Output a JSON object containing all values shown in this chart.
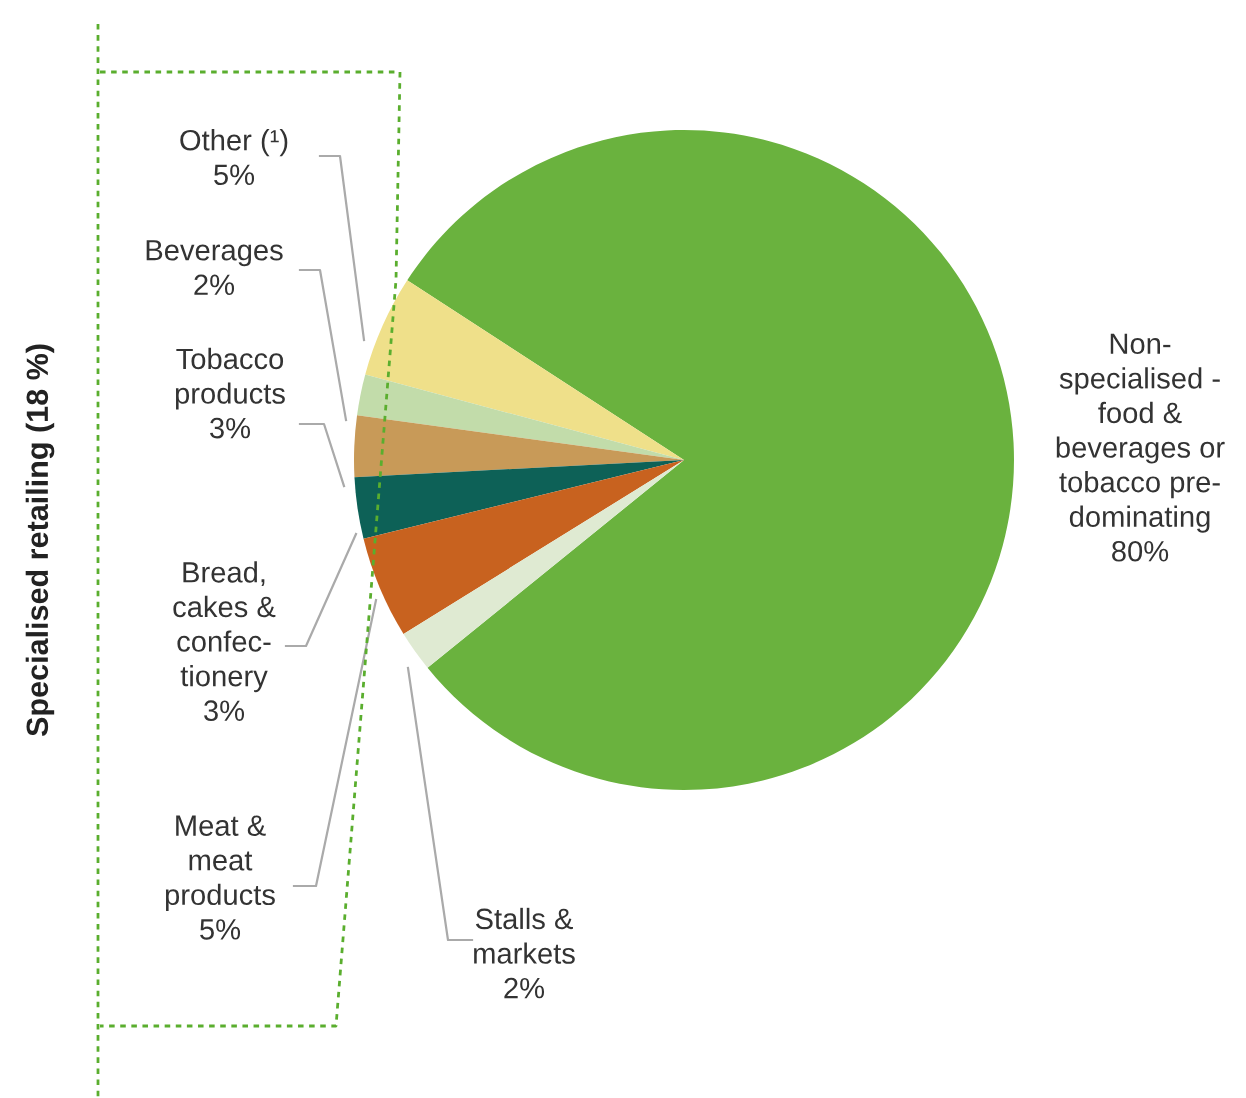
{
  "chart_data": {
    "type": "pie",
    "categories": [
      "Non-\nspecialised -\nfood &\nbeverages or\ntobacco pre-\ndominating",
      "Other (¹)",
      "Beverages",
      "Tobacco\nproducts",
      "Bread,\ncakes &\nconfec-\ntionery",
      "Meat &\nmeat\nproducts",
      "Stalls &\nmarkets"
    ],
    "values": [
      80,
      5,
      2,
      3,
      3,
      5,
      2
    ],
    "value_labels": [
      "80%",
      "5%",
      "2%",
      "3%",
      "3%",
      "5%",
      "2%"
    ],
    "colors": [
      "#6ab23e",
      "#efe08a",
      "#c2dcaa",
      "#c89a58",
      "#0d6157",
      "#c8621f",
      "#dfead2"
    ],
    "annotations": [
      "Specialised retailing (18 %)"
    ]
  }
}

__________

## Short exercise
Reproduce the material above in full, exactly, with no images.

## Reply to the exercise
Output a JSON object containing all values shown in this chart.
{
  "chart_data": {
    "type": "pie",
    "categories": [
      "Non-\nspecialised -\nfood &\nbeverages or\ntobacco pre-\ndominating",
      "Other (¹)",
      "Beverages",
      "Tobacco\nproducts",
      "Bread,\ncakes &\nconfec-\ntionery",
      "Meat &\nmeat\nproducts",
      "Stalls &\nmarkets"
    ],
    "values": [
      80,
      5,
      2,
      3,
      3,
      5,
      2
    ],
    "value_labels": [
      "80%",
      "5%",
      "2%",
      "3%",
      "3%",
      "5%",
      "2%"
    ],
    "colors": [
      "#6ab23e",
      "#efe08a",
      "#c2dcaa",
      "#c89a58",
      "#0d6157",
      "#c8621f",
      "#dfead2"
    ],
    "annotations": [
      "Specialised retailing (18 %)"
    ]
  }
}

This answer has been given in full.